__Set exercise__:
Copy out each line that includes the word "name".
****************
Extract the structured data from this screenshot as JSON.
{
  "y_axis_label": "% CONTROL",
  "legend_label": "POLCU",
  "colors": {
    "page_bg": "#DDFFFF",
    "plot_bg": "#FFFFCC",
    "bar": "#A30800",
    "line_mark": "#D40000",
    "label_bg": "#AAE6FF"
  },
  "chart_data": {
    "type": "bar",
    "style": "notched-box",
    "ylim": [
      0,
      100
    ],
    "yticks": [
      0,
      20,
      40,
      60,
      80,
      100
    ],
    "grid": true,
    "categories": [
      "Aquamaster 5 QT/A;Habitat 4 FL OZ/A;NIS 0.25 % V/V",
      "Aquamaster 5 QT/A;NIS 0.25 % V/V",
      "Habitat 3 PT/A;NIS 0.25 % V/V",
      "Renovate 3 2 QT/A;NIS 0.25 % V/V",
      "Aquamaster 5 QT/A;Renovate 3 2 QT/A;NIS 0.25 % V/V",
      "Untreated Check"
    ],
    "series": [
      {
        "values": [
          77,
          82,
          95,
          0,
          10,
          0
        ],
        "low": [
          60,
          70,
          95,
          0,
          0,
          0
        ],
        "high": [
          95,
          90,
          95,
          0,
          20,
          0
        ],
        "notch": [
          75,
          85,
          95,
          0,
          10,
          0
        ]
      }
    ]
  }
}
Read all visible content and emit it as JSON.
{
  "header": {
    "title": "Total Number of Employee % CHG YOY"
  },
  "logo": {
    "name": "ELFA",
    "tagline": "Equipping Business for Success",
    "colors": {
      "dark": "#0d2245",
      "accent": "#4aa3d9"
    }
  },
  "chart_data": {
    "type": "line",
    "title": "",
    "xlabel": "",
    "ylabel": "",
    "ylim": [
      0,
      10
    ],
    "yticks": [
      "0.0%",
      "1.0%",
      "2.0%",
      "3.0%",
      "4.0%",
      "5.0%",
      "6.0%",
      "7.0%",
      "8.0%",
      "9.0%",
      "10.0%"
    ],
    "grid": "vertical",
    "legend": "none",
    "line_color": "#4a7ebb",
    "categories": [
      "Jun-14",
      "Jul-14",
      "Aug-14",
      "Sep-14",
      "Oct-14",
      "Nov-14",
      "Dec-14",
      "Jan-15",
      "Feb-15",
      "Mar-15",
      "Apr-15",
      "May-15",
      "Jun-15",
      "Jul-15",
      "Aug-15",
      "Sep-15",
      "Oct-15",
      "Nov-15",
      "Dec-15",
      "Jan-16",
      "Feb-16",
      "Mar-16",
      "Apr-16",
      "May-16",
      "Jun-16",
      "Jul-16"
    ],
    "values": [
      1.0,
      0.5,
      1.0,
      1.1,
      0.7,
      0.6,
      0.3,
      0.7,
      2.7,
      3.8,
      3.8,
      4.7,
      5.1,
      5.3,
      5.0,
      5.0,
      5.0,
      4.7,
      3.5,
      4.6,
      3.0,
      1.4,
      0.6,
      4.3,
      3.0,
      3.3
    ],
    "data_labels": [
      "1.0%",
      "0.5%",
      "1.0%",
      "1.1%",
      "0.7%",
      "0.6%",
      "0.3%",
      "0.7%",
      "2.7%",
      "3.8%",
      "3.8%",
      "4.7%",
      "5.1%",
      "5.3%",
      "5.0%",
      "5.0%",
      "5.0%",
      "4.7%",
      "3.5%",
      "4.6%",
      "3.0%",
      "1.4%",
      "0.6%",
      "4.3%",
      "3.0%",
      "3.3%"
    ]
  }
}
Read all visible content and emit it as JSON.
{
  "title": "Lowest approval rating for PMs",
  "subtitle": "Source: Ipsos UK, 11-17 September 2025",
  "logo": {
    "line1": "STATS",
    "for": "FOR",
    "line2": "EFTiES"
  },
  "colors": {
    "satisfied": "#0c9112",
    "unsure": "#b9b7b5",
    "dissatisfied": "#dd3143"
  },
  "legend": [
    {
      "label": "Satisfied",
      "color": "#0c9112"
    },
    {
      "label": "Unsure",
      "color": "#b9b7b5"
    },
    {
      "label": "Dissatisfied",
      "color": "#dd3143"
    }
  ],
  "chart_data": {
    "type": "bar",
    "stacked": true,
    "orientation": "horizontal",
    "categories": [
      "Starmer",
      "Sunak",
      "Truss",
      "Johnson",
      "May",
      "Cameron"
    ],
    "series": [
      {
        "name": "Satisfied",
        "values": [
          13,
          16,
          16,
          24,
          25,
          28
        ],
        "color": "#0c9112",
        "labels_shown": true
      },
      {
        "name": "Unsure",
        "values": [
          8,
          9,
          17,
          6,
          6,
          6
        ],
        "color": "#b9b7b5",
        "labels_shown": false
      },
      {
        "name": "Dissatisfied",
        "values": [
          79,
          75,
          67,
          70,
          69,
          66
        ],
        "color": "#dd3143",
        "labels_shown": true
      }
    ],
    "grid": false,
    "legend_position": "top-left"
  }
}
****************
__Expected answer__:
    "name": "ELFA",
        "name": "Satisfied",
        "name": "Unsure",
        "name": "Dissatisfied",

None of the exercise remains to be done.